(The data)

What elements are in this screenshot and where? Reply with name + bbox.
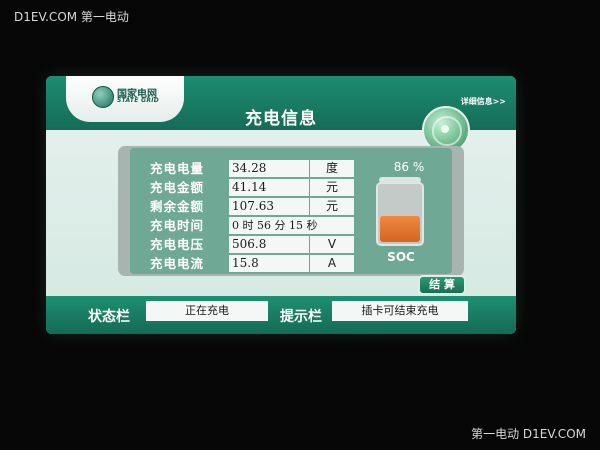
status-label: 状态栏	[88, 309, 130, 325]
label-voltage: 充电电压	[150, 237, 205, 252]
soc-label: SOC	[387, 250, 415, 264]
label-amount: 充电金额	[150, 180, 205, 195]
unit-amount: 元	[310, 179, 354, 196]
info-panel-inner: 充电电量 34.28 度 充电金额 41.14 元 剩余金额 107.63 元 …	[130, 148, 452, 274]
label-time: 充电时间	[150, 218, 205, 233]
info-panel: 充电电量 34.28 度 充电金额 41.14 元 剩余金额 107.63 元 …	[118, 146, 464, 276]
settle-button[interactable]: 结 算	[418, 275, 466, 295]
label-energy: 充电电量	[150, 161, 205, 176]
label-balance: 剩余金额	[150, 199, 205, 214]
unit-balance: 元	[310, 198, 354, 215]
value-current: 15.8	[229, 255, 309, 272]
unit-energy: 度	[310, 160, 354, 177]
value-voltage: 506.8	[229, 236, 309, 253]
value-balance: 107.63	[229, 198, 309, 215]
hint-field: 插卡可结束充电	[332, 301, 468, 321]
value-energy: 34.28	[229, 160, 309, 177]
status-bar: 状态栏 正在充电 提示栏 插卡可结束充电	[46, 296, 516, 334]
watermark-top-left: D1EV.COM 第一电动	[14, 10, 129, 24]
unit-voltage: V	[310, 236, 354, 253]
charging-screen: 国家电网 STATE GRID 充电信息 详细信息>> 充电电量 34.28 度…	[46, 76, 516, 334]
hint-label: 提示栏	[280, 309, 322, 325]
value-amount: 41.14	[229, 179, 309, 196]
logo-text-en: STATE GRID	[117, 97, 160, 104]
label-current: 充电电流	[150, 256, 205, 271]
value-time: 0 时 56 分 15 秒	[229, 217, 354, 234]
details-link[interactable]: 详细信息>>	[461, 96, 506, 107]
battery-icon	[376, 182, 424, 246]
watermark-bottom-right: 第一电动 D1EV.COM	[471, 427, 586, 441]
battery-percent: 86 %	[393, 160, 425, 174]
unit-current: A	[310, 255, 354, 272]
battery-level-fill	[380, 215, 420, 242]
status-field: 正在充电	[146, 301, 268, 321]
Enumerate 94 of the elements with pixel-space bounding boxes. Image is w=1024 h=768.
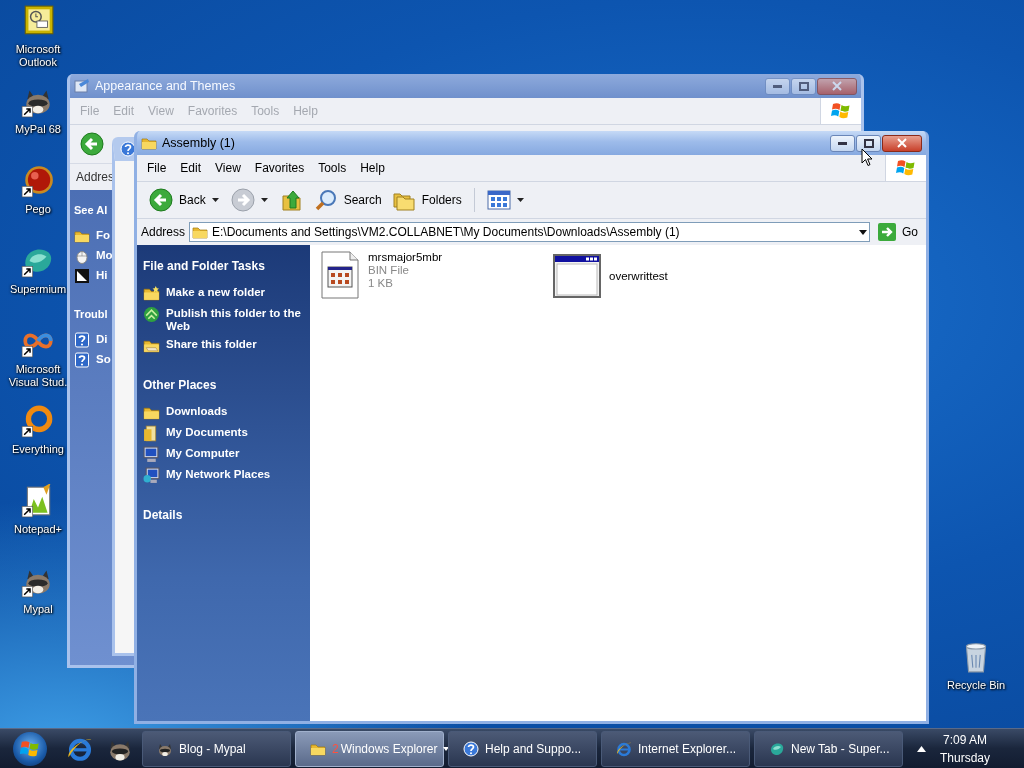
close-button[interactable] <box>817 77 857 95</box>
window-title: Assembly (1) <box>162 136 236 150</box>
taskbar-button[interactable]: Internet Explorer... <box>601 730 750 767</box>
search-button[interactable]: Search <box>309 186 386 214</box>
file-name[interactable]: overwrittest <box>609 269 668 283</box>
close-button[interactable] <box>882 134 922 152</box>
clock-day[interactable]: Thursday <box>940 748 991 767</box>
address-label: Address <box>141 225 186 239</box>
task-link[interactable]: My Network Places <box>166 467 306 481</box>
contrast-icon <box>74 268 90 284</box>
desktop-icon-label[interactable]: Pego <box>25 203 51 216</box>
go-button[interactable]: Go <box>874 223 922 241</box>
panel-heading[interactable]: Other Places <box>143 378 217 392</box>
dropdown-caret-icon[interactable] <box>859 229 867 235</box>
minimize-icon <box>773 84 782 88</box>
tray-arrow-icon[interactable] <box>917 745 926 752</box>
task-link[interactable]: Share this folder <box>166 337 306 351</box>
caret-icon <box>260 198 268 202</box>
document-icon <box>320 251 360 299</box>
caret-icon <box>516 198 524 202</box>
ring-icon[interactable] <box>21 404 55 438</box>
folders-button[interactable]: Folders <box>387 186 466 214</box>
menu-item[interactable]: View <box>209 159 247 177</box>
back-button[interactable] <box>80 132 104 156</box>
views-icon <box>486 190 511 210</box>
folder-icon <box>143 285 160 302</box>
window-title: Appearance and Themes <box>95 79 237 93</box>
address-field[interactable]: E:\Documents and Settings\VM2.COLLABNET\My Documents\Downloads\Assembly (1) <box>189 222 870 242</box>
task-link[interactable]: Make a new folder <box>166 285 306 299</box>
desktop-icon-label[interactable]: Mypal <box>23 603 53 616</box>
task-link[interactable]: Hi <box>96 268 108 282</box>
network-computer-icon <box>143 467 160 484</box>
desktop-icon-label[interactable]: Recycle Bin <box>946 679 1006 692</box>
task-link[interactable]: Publish this folder to the Web <box>166 306 306 333</box>
task-link[interactable]: Fo <box>96 228 111 242</box>
desktop-icon-label[interactable]: Everything <box>12 443 64 456</box>
cursor-icon <box>861 148 873 167</box>
flag-logo <box>831 101 851 121</box>
file-size: 1 KB <box>368 277 394 290</box>
menu-item[interactable]: Edit <box>174 159 208 177</box>
minimize-icon <box>838 141 847 145</box>
flag-logo <box>896 158 916 178</box>
menu-item[interactable]: Help <box>354 159 391 177</box>
close-icon <box>832 81 842 91</box>
taskbar-button[interactable]: Blog - Mypal <box>142 730 291 767</box>
folder-icon <box>74 228 90 244</box>
window-icon <box>553 254 601 298</box>
up-folder-icon <box>279 188 304 212</box>
menu-item[interactable]: Favorites <box>248 159 311 177</box>
folder-icon <box>141 135 157 151</box>
help-icon <box>74 352 90 368</box>
task-link[interactable]: Downloads <box>166 404 306 418</box>
flag-logo <box>19 738 41 759</box>
task-link[interactable]: My Computer <box>166 446 306 460</box>
computer-icon <box>143 446 160 463</box>
close-icon <box>897 138 907 148</box>
menu-item[interactable]: Tools <box>312 159 353 177</box>
file-name[interactable]: mrsmajor5mbr <box>368 251 443 264</box>
task-link[interactable]: So <box>96 352 111 366</box>
task-link[interactable]: My Documents <box>166 425 306 439</box>
folder-icon <box>192 224 209 240</box>
clock-time[interactable]: 7:09 AM <box>943 730 988 749</box>
panel-heading[interactable]: Details <box>143 508 183 522</box>
desktop-icon-label[interactable]: Supermium <box>9 283 67 296</box>
minimize-button[interactable] <box>830 134 855 152</box>
help-icon <box>74 332 90 348</box>
panel-heading[interactable]: Troubl <box>74 308 108 320</box>
panel-heading[interactable]: See Al <box>74 204 108 216</box>
file-type: BIN File <box>368 264 410 277</box>
caret-icon <box>211 198 219 202</box>
back-button[interactable]: Back <box>145 186 210 214</box>
start-button[interactable] <box>13 731 47 766</box>
maximize-button[interactable] <box>856 134 881 152</box>
panel-heading[interactable]: File and Folder Tasks <box>143 259 265 273</box>
maximize-icon <box>863 138 874 148</box>
go-arrow-icon <box>878 223 896 241</box>
control-panel-icon <box>74 78 90 94</box>
task-link[interactable]: Di <box>96 332 108 346</box>
address-label: Addres <box>76 170 115 184</box>
taskbar-button[interactable]: Help and Suppo... <box>448 730 597 767</box>
globe-icon <box>143 306 160 323</box>
desktop-icon-label[interactable]: Microsoft Visual Stud. <box>7 363 69 389</box>
menu-item[interactable]: File <box>141 159 173 177</box>
desktop-icon-label[interactable]: Microsoft Outlook <box>7 43 69 69</box>
search-icon <box>313 188 338 212</box>
desktop-icon-label[interactable]: MyPal 68 <box>15 123 61 136</box>
browser-icon <box>616 740 632 757</box>
maximize-icon <box>798 81 809 91</box>
help-icon <box>463 740 479 757</box>
task-link[interactable]: Mo <box>96 248 113 262</box>
taskbar-button[interactable]: New Tab - Super... <box>754 730 903 767</box>
desktop-icon-label[interactable]: Notepad+ <box>14 523 62 536</box>
ball-icon[interactable] <box>21 164 55 198</box>
mouse-icon <box>74 248 90 264</box>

(What is needed)
Render all of the data above as a Markdown table with the columns "Row" and "Text", one numbered row per line, leaving out blank lines and the pictures.

(Solution)
| Row | Text |
|---|---|
| 1 | What elements are in this screenshot and where? Reply with name + bbox. |
| 2 | status-label: 状态栏	[88, 309, 130, 325] |
| 3 | label-voltage: 充电电压	[150, 237, 205, 252] |
| 4 | soc-label: SOC	[387, 250, 415, 264] |
| 5 | label-amount: 充电金额	[150, 180, 205, 195] |
| 6 | unit-amount: 元	[310, 179, 354, 196] |
| 7 | info-panel-inner: 充电电量 34.28 度 充电金额 41.14 元 剩余金额 107.63 元 …	[130, 148, 452, 274] |
| 8 | label-time: 充电时间	[150, 218, 205, 233] |
| 9 | info-panel: 充电电量 34.28 度 充电金额 41.14 元 剩余金额 107.63 元 …	[118, 146, 464, 276] |
| 10 | settle-button[interactable]: 结 算	[418, 275, 466, 295] |
| 11 | label-energy: 充电电量	[150, 161, 205, 176] |
| 12 | label-balance: 剩余金额	[150, 199, 205, 214] |
| 13 | unit-balance: 元	[310, 198, 354, 215] |
| 14 | value-current: 15.8	[229, 255, 309, 272] |
| 15 | unit-energy: 度	[310, 160, 354, 177] |
| 16 | value-voltage: 506.8	[229, 236, 309, 253] |
| 17 | value-balance: 107.63	[229, 198, 309, 215] |
| 18 | hint-field: 插卡可结束充电	[332, 301, 468, 321] |
| 19 | value-energy: 34.28	[229, 160, 309, 177] |
| 20 | status-bar: 状态栏 正在充电 提示栏 插卡可结束充电	[46, 296, 516, 334] |
| 21 | watermark-top-left: D1EV.COM 第一电动	[14, 10, 129, 24] |
| 22 | unit-voltage: V	[310, 236, 354, 253] |
| 23 | charging-screen: 国家电网 STATE GRID 充电信息 详细信息>> 充电电量 34.28 度…	[46, 76, 516, 334] |
| 24 | hint-label: 提示栏	[280, 309, 322, 325] |
| 25 | value-amount: 41.14	[229, 179, 309, 196] |
| 26 | logo-text-en: STATE GRID	[117, 97, 160, 104] |
| 27 | label-current: 充电电流	[150, 256, 205, 271] |
| 28 | value-time: 0 时 56 分 15 秒	[229, 217, 354, 234] |
| 29 | details-link[interactable]: 详细信息>>	[461, 96, 506, 107] |
| 30 | battery-icon	[376, 182, 424, 246] |
| 31 | watermark-bottom-right: 第一电动 D1EV.COM	[471, 427, 586, 441] |
| 32 | battery-percent: 86 %	[393, 160, 425, 174] |
| 33 | unit-current: A	[310, 255, 354, 272] |
| 34 | battery-level-fill	[380, 215, 420, 242] |
| 35 | status-field: 正在充电	[146, 301, 268, 321] |
| 36 | Enumerate 94 of the elements with pixel-space bounding boxes. Image is w=1024 h=768. |
| 37 | close-button[interactable] <box>817 77 857 95</box> |
| 38 | window-title: Assembly (1) <box>162 136 236 150</box> |
| 39 | taskbar-button[interactable]: Internet Explorer... <box>601 730 750 767</box> |
| 40 | search-button[interactable]: Search <box>309 186 386 214</box> |
| 41 | file-name[interactable]: overwrittest <box>609 269 668 283</box> |
| 42 | close-button[interactable] <box>882 134 922 152</box> |
| 43 | clock-day[interactable]: Thursday <box>940 748 991 767</box> |
| 44 | address-label: Address <box>141 225 186 239</box> |
| 45 | task-link[interactable]: My Network Places <box>166 467 306 481</box> |
| 46 | contrast-icon <box>74 268 90 284</box> |
| 47 | desktop-icon-label[interactable]: Pego <box>25 203 51 216</box> |
| 48 | go-button[interactable]: Go <box>874 223 922 241</box> |
| 49 | panel-heading[interactable]: Other Places <box>143 378 217 392</box> |
| 50 | dropdown-caret-icon[interactable] <box>859 229 867 235</box> |
| 51 | minimize-icon <box>773 84 782 88</box> |
| 52 | tray-arrow-icon[interactable] <box>917 745 926 752</box> |
| 53 | task-link[interactable]: Share this folder <box>166 337 306 351</box> |
| 54 | caret-icon <box>260 198 268 202</box> |
| 55 | document-icon <box>320 251 360 299</box> |
| 56 | caret-icon <box>516 198 524 202</box> |
| 57 | ring-icon[interactable] <box>21 404 55 438</box> |
| 58 | folders-button[interactable]: Folders <box>387 186 466 214</box> |
| 59 | menu-item[interactable]: View <box>209 159 247 177</box> |
| 60 | back-button[interactable] <box>80 132 104 156</box> |
| 61 | views-icon <box>486 190 511 210</box> |
| 62 | folder-icon <box>143 285 160 302</box> |
| 63 | window-title: Appearance and Themes <box>95 79 237 93</box> |
| 64 | address-field[interactable]: E:\Documents and Settings\VM2.COLLABNET\My Documents\Downloads\Assembly (1) <box>189 222 870 242</box> |
| 65 | task-link[interactable]: Make a new folder <box>166 285 306 299</box> |
| 66 | desktop-icon-label[interactable]: Mypal <box>23 603 53 616</box> |
| 67 | task-link[interactable]: Hi <box>96 268 108 282</box> |
| 68 | network-computer-icon <box>143 467 160 484</box> |
| 69 | desktop-icon-label[interactable]: Recycle Bin <box>946 679 1006 692</box> |
| 70 | task-link[interactable]: Publish this folder to the Web <box>166 306 306 333</box> |
| 71 | task-link[interactable]: Fo <box>96 228 111 242</box> |
| 72 | desktop-icon-label[interactable]: Everything <box>12 443 64 456</box> |
| 73 | cursor-icon <box>861 148 873 167</box> |
| 74 | flag-logo <box>831 101 851 121</box> |
| 75 | file-size: 1 KB <box>368 277 394 290</box> |
| 76 | menu-item[interactable]: Edit <box>174 159 208 177</box> |
| 77 | minimize-icon <box>838 141 847 145</box> |
| 78 | flag-logo <box>896 158 916 178</box> |
| 79 | menu-item[interactable]: Help <box>354 159 391 177</box> |
| 80 | close-icon <box>832 81 842 91</box> |
| 81 | taskbar-button[interactable]: Blog - Mypal <box>142 730 291 767</box> |
| 82 | folder-icon <box>74 228 90 244</box> |
| 83 | window-icon <box>553 254 601 298</box> |
| 84 | up-folder-icon <box>279 188 304 212</box> |
| 85 | menu-item[interactable]: Favorites <box>248 159 311 177</box> |
| 86 | folder-icon <box>141 135 157 151</box> |
| 87 | help-icon <box>74 352 90 368</box> |
| 88 | task-link[interactable]: Downloads <box>166 404 306 418</box> |
| 89 | flag-logo <box>19 738 41 759</box> |
| 90 | task-link[interactable]: My Computer <box>166 446 306 460</box> |
| 91 | computer-icon <box>143 446 160 463</box> |
| 92 | close-icon <box>897 138 907 148</box> |
| 93 | menu-item[interactable]: Tools <box>312 159 353 177</box> |
| 94 | file-name[interactable]: mrsmajor5mbr <box>368 251 443 264</box> |
| 95 | task-link[interactable]: So <box>96 352 111 366</box> |
| 96 | task-link[interactable]: My Documents <box>166 425 306 439</box> |
| 97 | folder-icon <box>192 224 209 240</box> |
| 98 | clock-time[interactable]: 7:09 AM <box>943 730 988 749</box> |
| 99 | panel-heading[interactable]: Details <box>143 508 183 522</box> |
| 100 | desktop-icon-label[interactable]: Supermium <box>9 283 67 296</box> |
| 101 | minimize-button[interactable] <box>830 134 855 152</box> |
| 102 | help-icon <box>74 332 90 348</box> |
| 103 | panel-heading[interactable]: Troubl <box>74 308 108 320</box> |
| 104 | panel-heading[interactable]: See Al <box>74 204 108 216</box> |
| 105 | file-type: BIN File <box>368 264 410 277</box> |
| 106 | caret-icon <box>211 198 219 202</box> |
| 107 | back-button[interactable]: Back <box>145 186 210 214</box> |
| 108 | start-button[interactable] <box>13 731 47 766</box> |
| 109 | maximize-button[interactable] <box>856 134 881 152</box> |
| 110 | panel-heading[interactable]: File and Folder Tasks <box>143 259 265 273</box> |
| 111 | maximize-icon <box>863 138 874 148</box> |
| 112 | go-arrow-icon <box>878 223 896 241</box> |
| 113 | control-panel-icon <box>74 78 90 94</box> |
| 114 | task-link[interactable]: Di <box>96 332 108 346</box> |
| 115 | address-label: Addres <box>76 170 115 184</box> |
| 116 | taskbar-button[interactable]: Help and Suppo... <box>448 730 597 767</box> |
| 117 | globe-icon <box>143 306 160 323</box> |
| 118 | desktop-icon-label[interactable]: Microsoft Visual Stud. <box>7 363 69 389</box> |
| 119 | menu-item[interactable]: File <box>141 159 173 177</box> |
| 120 | desktop-icon-label[interactable]: Microsoft Outlook <box>7 43 69 69</box> |
| 121 | search-icon <box>313 188 338 212</box> |
| 122 | desktop-icon-label[interactable]: MyPal 68 <box>15 123 61 136</box> |
| 123 | browser-icon <box>616 740 632 757</box> |
| 124 | maximize-icon <box>798 81 809 91</box> |
| 125 | help-icon <box>463 740 479 757</box> |
| 126 | task-link[interactable]: Mo <box>96 248 113 262</box> |
| 127 | taskbar-button[interactable]: New Tab - Super... <box>754 730 903 767</box> |
| 128 | desktop-icon-label[interactable]: Notepad+ <box>14 523 62 536</box> |
| 129 | ball-icon[interactable] <box>21 164 55 198</box> |
| 130 | mouse-icon <box>74 248 90 264</box> |